» **WHAT TO WORK ON**
Extract all lines containing "this".

» **GIVEN RECORDS**
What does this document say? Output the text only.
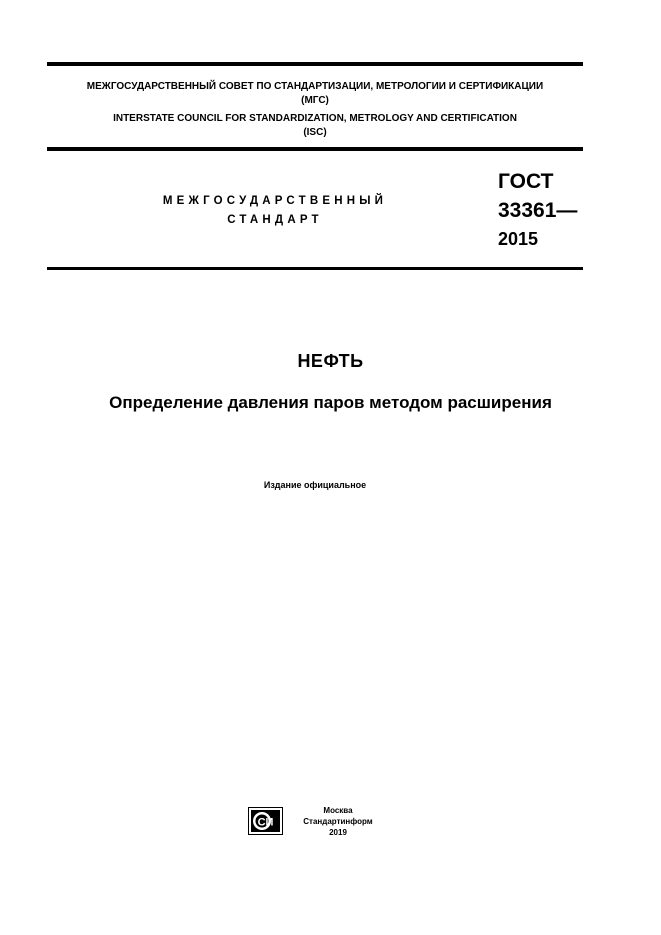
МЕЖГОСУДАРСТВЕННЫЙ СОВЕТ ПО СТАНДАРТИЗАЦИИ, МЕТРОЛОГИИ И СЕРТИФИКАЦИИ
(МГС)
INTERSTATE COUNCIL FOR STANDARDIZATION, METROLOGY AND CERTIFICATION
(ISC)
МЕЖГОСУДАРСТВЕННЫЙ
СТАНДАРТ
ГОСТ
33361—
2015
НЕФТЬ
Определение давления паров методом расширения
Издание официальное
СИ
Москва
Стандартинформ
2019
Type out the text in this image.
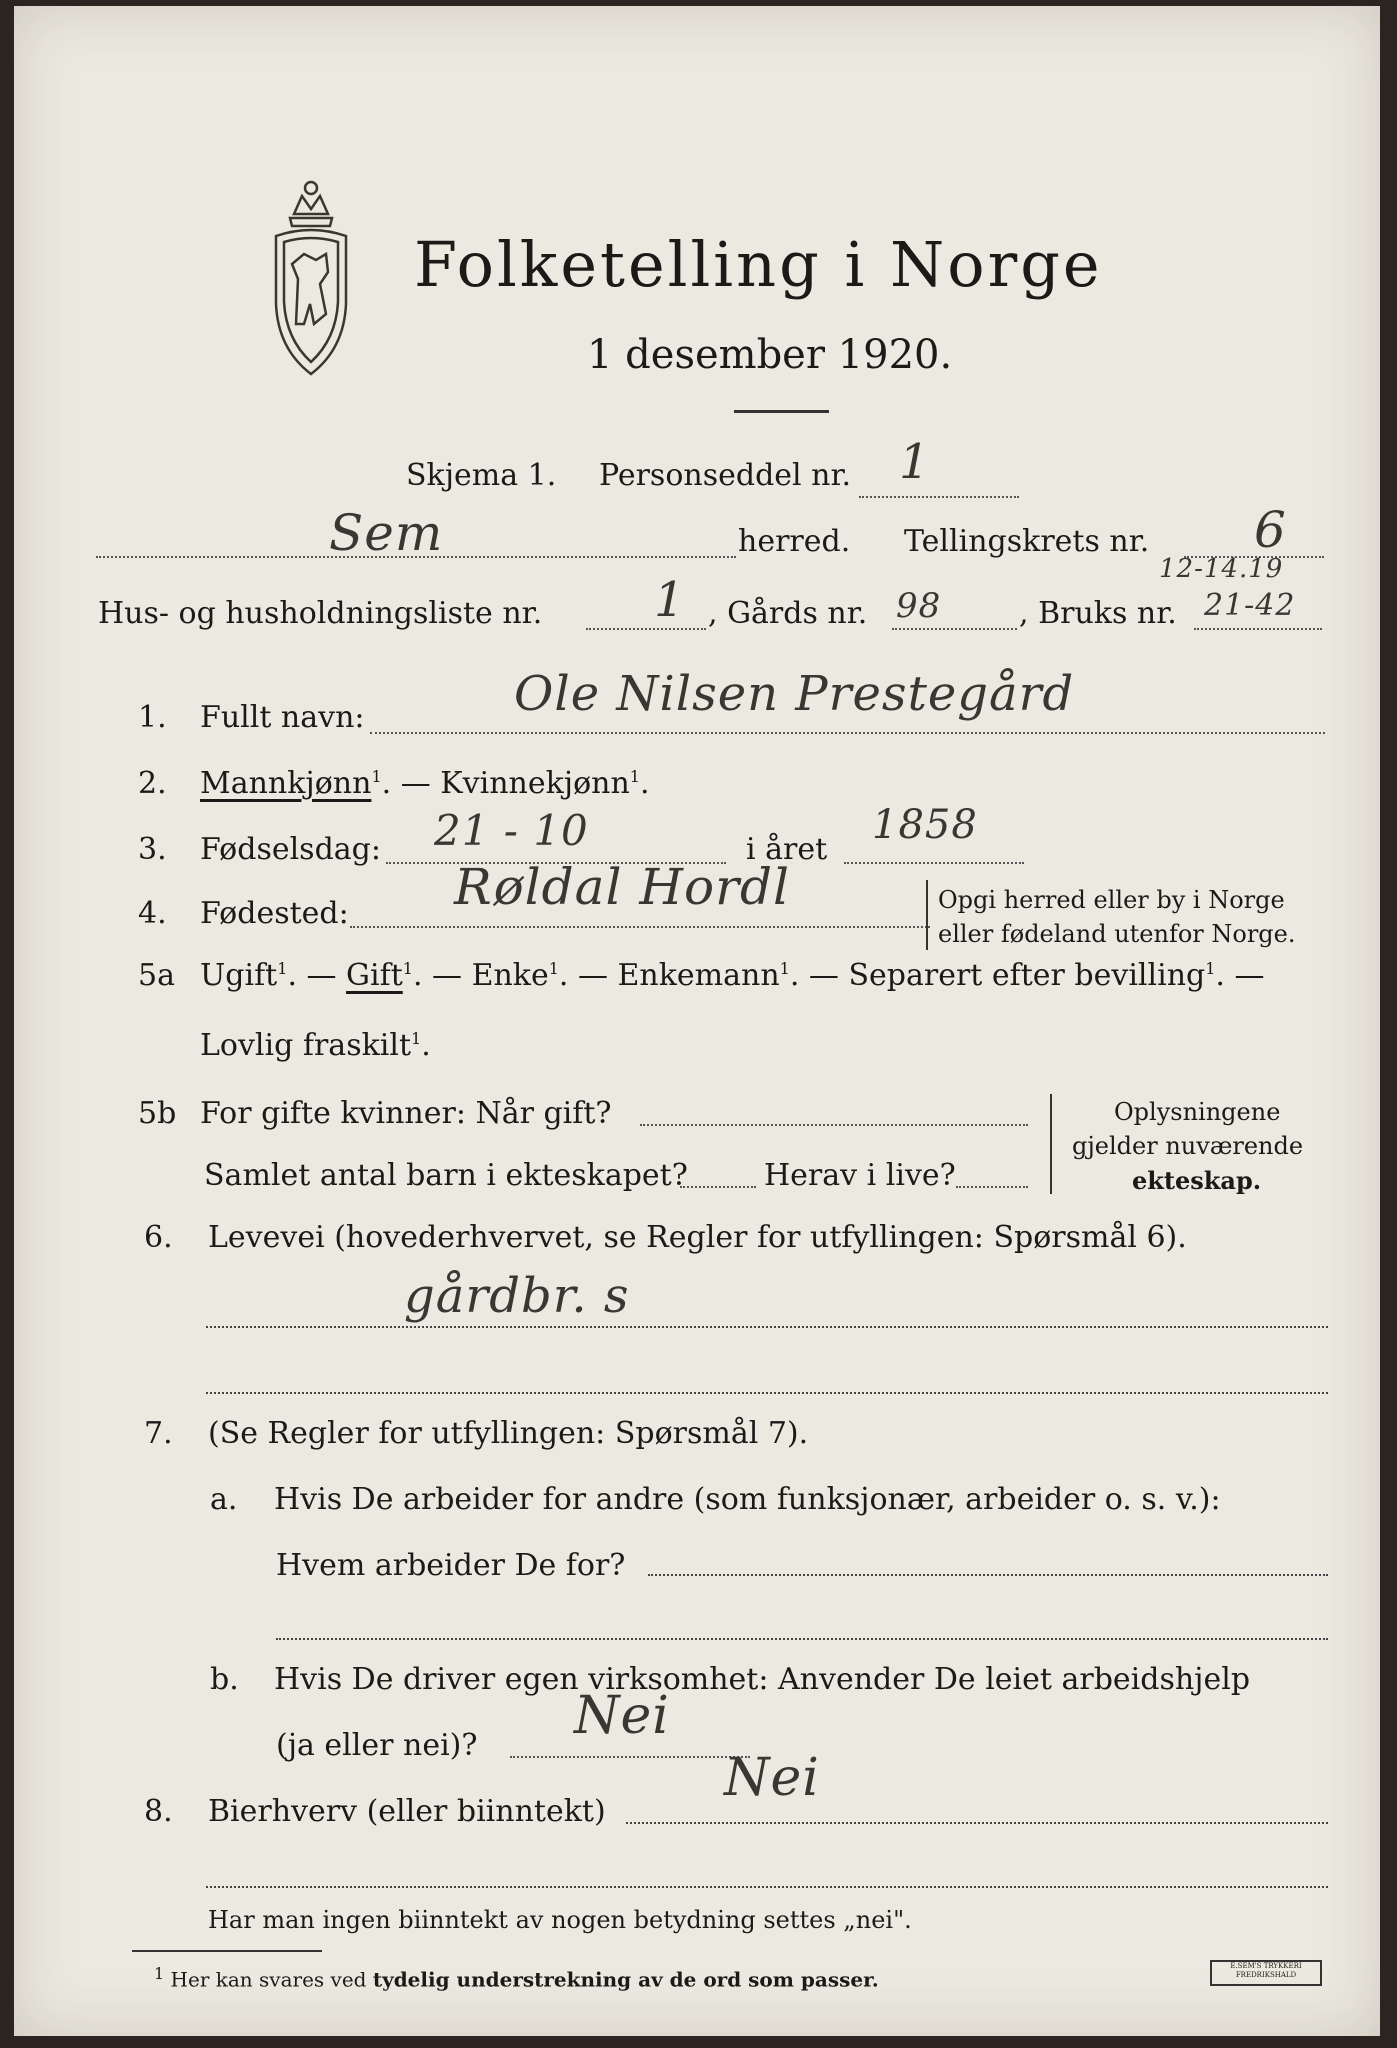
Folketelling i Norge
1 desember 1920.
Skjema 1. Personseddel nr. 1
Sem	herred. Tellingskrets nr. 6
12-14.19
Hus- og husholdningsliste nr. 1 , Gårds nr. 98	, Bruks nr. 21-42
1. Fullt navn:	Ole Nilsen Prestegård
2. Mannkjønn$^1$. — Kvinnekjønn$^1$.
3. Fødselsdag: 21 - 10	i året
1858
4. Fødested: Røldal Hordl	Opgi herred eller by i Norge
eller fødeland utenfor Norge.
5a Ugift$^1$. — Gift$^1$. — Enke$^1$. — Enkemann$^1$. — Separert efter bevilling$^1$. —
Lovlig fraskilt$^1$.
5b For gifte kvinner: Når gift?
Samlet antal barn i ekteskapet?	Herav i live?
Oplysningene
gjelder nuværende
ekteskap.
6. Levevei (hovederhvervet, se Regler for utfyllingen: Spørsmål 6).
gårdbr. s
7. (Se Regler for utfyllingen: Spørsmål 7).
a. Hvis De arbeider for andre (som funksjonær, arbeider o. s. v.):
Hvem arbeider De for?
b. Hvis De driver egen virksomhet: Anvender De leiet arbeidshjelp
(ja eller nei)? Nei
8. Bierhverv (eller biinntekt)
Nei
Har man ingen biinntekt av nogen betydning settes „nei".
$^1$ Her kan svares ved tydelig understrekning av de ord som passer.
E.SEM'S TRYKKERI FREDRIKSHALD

» **RESPONSE**
What does this document say? Output the text only.
Type out the text in this image.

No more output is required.